** Stored data **
— START —

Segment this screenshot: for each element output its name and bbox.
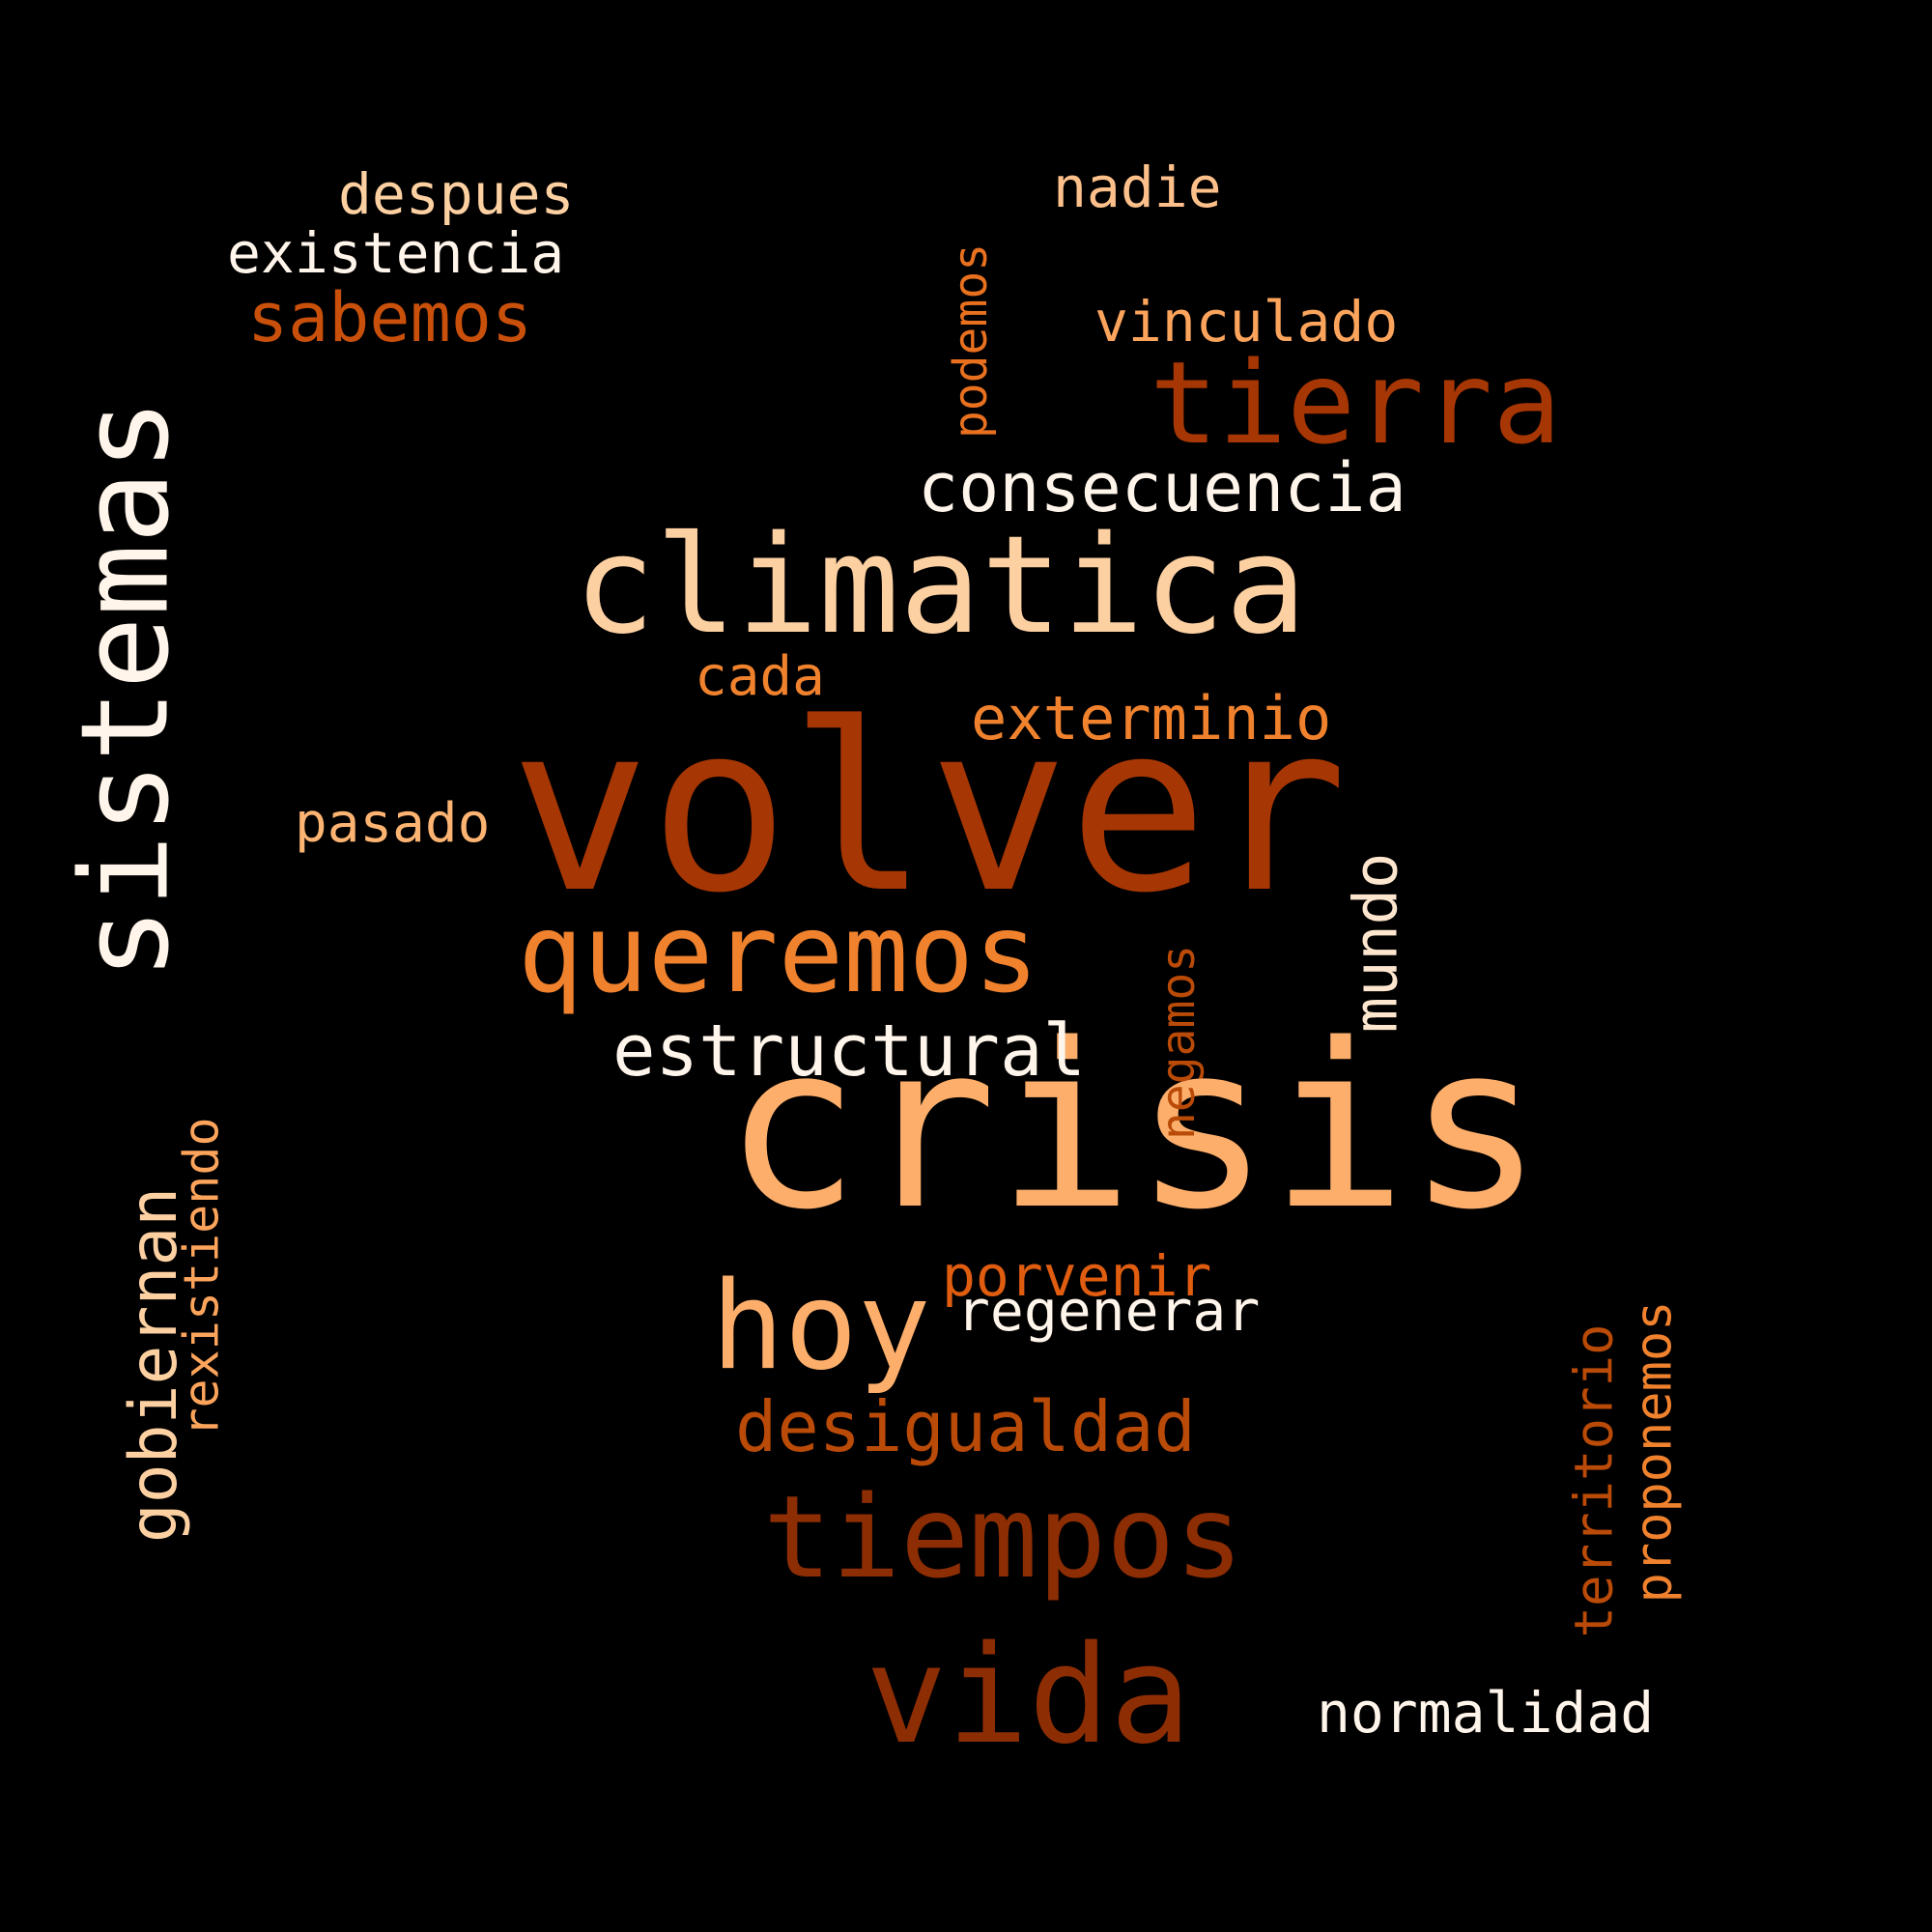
word-volver: volver <box>510 673 1348 944</box>
word-hoy: hoy <box>711 1255 931 1397</box>
word-pasado: pasado <box>295 792 491 855</box>
word-existencia: existencia <box>227 220 565 286</box>
word-sistemas: sistemas <box>55 397 196 980</box>
word-estructural: estructural <box>612 1009 1087 1093</box>
word-consecuencia: consecuencia <box>918 448 1406 527</box>
word-vinculado: vinculado <box>1094 289 1399 355</box>
word-podemos: podemos <box>944 242 999 440</box>
word-desigualdad: desigualdad <box>735 1386 1196 1467</box>
word-vida: vida <box>866 1617 1192 1775</box>
word-normalidad: normalidad <box>1317 1680 1655 1746</box>
word-regenerar: regenerar <box>956 1278 1261 1344</box>
word-rexistiendo: rexistiendo <box>173 1117 230 1437</box>
word-queremos: queremos <box>518 892 1039 1017</box>
word-territorio: territorio <box>1563 1323 1625 1638</box>
word-exterminio: exterminio <box>971 683 1332 753</box>
word-climatica: climatica <box>574 507 1307 665</box>
word-tierra: tierra <box>1150 336 1562 469</box>
word-nadie: nadie <box>1053 155 1222 220</box>
word-negamos: negamos <box>1151 944 1207 1141</box>
word-mundo: mundo <box>1339 852 1410 1034</box>
word-sabemos: sabemos <box>247 278 533 357</box>
word-proponemos: proponemos <box>1625 1300 1684 1604</box>
word-porvenir: porvenir <box>942 1243 1212 1309</box>
word-tiempos: tiempos <box>763 1470 1244 1604</box>
word-crisis: crisis <box>724 996 1544 1260</box>
word-cada: cada <box>695 645 825 708</box>
word-despues: despues <box>338 161 575 227</box>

— END —

** Exercise instructions **
Retype the listing above line for line, exactly as it appears, leaving out the picture.

** Worked solution **
Segment this screenshot: for each element output its name and bbox.
word-volver: volver <box>510 673 1348 944</box>
word-hoy: hoy <box>711 1255 931 1397</box>
word-pasado: pasado <box>295 792 491 855</box>
word-existencia: existencia <box>227 220 565 286</box>
word-sistemas: sistemas <box>55 397 196 980</box>
word-estructural: estructural <box>612 1009 1087 1093</box>
word-consecuencia: consecuencia <box>918 448 1406 527</box>
word-vinculado: vinculado <box>1094 289 1399 355</box>
word-podemos: podemos <box>944 242 999 440</box>
word-desigualdad: desigualdad <box>735 1386 1196 1467</box>
word-vida: vida <box>866 1617 1192 1775</box>
word-normalidad: normalidad <box>1317 1680 1655 1746</box>
word-regenerar: regenerar <box>956 1278 1261 1344</box>
word-rexistiendo: rexistiendo <box>173 1117 230 1437</box>
word-queremos: queremos <box>518 892 1039 1017</box>
word-territorio: territorio <box>1563 1323 1625 1638</box>
word-exterminio: exterminio <box>971 683 1332 753</box>
word-climatica: climatica <box>574 507 1307 665</box>
word-tierra: tierra <box>1150 336 1562 469</box>
word-nadie: nadie <box>1053 155 1222 220</box>
word-negamos: negamos <box>1151 944 1207 1141</box>
word-mundo: mundo <box>1339 852 1410 1034</box>
word-sabemos: sabemos <box>247 278 533 357</box>
word-proponemos: proponemos <box>1625 1300 1684 1604</box>
word-porvenir: porvenir <box>942 1243 1212 1309</box>
word-tiempos: tiempos <box>763 1470 1244 1604</box>
word-crisis: crisis <box>724 996 1544 1260</box>
word-cada: cada <box>695 645 825 708</box>
word-despues: despues <box>338 161 575 227</box>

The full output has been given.